### To be done
Scan the entries below and extract each line with the word "Wednesday" in it.

### Record set
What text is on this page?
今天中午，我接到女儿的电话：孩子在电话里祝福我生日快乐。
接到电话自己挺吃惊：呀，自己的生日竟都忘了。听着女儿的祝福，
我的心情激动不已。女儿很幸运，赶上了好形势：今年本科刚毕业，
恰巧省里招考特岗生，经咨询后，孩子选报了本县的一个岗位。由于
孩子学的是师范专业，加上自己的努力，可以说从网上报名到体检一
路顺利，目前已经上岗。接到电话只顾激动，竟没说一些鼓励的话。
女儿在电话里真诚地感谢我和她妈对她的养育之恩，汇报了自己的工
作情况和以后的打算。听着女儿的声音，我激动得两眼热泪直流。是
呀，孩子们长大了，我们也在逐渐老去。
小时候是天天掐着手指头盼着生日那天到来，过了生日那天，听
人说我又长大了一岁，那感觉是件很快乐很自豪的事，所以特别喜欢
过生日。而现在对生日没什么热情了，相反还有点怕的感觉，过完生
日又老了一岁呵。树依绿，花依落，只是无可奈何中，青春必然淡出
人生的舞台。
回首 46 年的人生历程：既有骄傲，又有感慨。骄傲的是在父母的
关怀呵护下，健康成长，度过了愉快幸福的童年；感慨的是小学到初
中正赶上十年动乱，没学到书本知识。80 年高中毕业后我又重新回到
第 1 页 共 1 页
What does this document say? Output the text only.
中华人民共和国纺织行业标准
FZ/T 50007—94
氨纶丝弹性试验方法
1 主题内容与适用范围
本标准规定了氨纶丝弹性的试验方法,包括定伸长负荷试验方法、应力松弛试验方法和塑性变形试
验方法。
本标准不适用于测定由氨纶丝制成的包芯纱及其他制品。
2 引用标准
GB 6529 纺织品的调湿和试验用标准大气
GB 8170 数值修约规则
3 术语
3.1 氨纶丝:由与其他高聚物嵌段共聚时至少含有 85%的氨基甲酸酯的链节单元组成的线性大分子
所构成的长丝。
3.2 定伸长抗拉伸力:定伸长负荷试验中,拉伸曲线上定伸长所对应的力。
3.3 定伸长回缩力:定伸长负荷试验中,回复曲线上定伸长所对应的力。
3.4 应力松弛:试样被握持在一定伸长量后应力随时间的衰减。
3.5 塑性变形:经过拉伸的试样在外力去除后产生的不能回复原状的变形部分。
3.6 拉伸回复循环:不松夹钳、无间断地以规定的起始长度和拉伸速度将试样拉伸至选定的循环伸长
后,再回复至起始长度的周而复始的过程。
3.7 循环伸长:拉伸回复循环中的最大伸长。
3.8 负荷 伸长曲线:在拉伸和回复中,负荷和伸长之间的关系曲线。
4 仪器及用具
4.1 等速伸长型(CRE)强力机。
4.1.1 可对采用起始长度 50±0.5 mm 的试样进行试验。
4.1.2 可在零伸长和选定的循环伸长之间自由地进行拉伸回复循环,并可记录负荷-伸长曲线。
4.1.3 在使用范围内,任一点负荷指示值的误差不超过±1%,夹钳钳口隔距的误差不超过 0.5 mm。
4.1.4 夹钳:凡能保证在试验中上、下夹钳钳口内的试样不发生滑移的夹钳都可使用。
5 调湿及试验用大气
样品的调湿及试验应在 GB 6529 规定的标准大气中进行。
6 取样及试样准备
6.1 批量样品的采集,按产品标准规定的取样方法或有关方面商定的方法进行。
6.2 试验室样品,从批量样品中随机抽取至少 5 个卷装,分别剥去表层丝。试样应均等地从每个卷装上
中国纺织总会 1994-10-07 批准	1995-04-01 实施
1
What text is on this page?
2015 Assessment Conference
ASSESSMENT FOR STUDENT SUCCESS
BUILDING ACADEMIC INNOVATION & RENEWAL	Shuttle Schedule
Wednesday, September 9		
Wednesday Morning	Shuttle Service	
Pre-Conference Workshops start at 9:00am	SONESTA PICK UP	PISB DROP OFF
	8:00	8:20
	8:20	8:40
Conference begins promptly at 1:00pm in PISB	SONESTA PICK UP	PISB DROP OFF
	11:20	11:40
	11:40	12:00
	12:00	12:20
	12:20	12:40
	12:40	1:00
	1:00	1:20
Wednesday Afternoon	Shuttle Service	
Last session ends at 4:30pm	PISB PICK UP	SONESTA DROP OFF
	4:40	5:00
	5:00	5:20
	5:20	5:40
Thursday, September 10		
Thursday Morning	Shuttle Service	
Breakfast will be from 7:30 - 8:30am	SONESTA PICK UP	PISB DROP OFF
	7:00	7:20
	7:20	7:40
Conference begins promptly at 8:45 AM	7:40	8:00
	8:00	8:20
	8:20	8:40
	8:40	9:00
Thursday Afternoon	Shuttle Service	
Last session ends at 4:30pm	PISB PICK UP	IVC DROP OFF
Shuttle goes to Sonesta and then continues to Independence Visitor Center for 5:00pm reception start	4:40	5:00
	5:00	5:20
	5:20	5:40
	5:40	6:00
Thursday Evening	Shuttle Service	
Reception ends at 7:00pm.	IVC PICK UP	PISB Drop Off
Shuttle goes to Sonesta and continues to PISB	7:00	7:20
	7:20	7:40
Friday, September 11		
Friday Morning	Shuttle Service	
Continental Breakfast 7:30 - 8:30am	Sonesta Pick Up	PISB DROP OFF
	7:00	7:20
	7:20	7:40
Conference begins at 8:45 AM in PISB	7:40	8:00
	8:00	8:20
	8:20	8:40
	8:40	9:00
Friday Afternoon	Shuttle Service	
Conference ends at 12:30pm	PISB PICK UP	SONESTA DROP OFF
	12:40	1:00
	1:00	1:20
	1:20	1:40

### Output of the task
Wednesday, September 9		
Wednesday Morning	Shuttle Service	
Wednesday Afternoon	Shuttle Service	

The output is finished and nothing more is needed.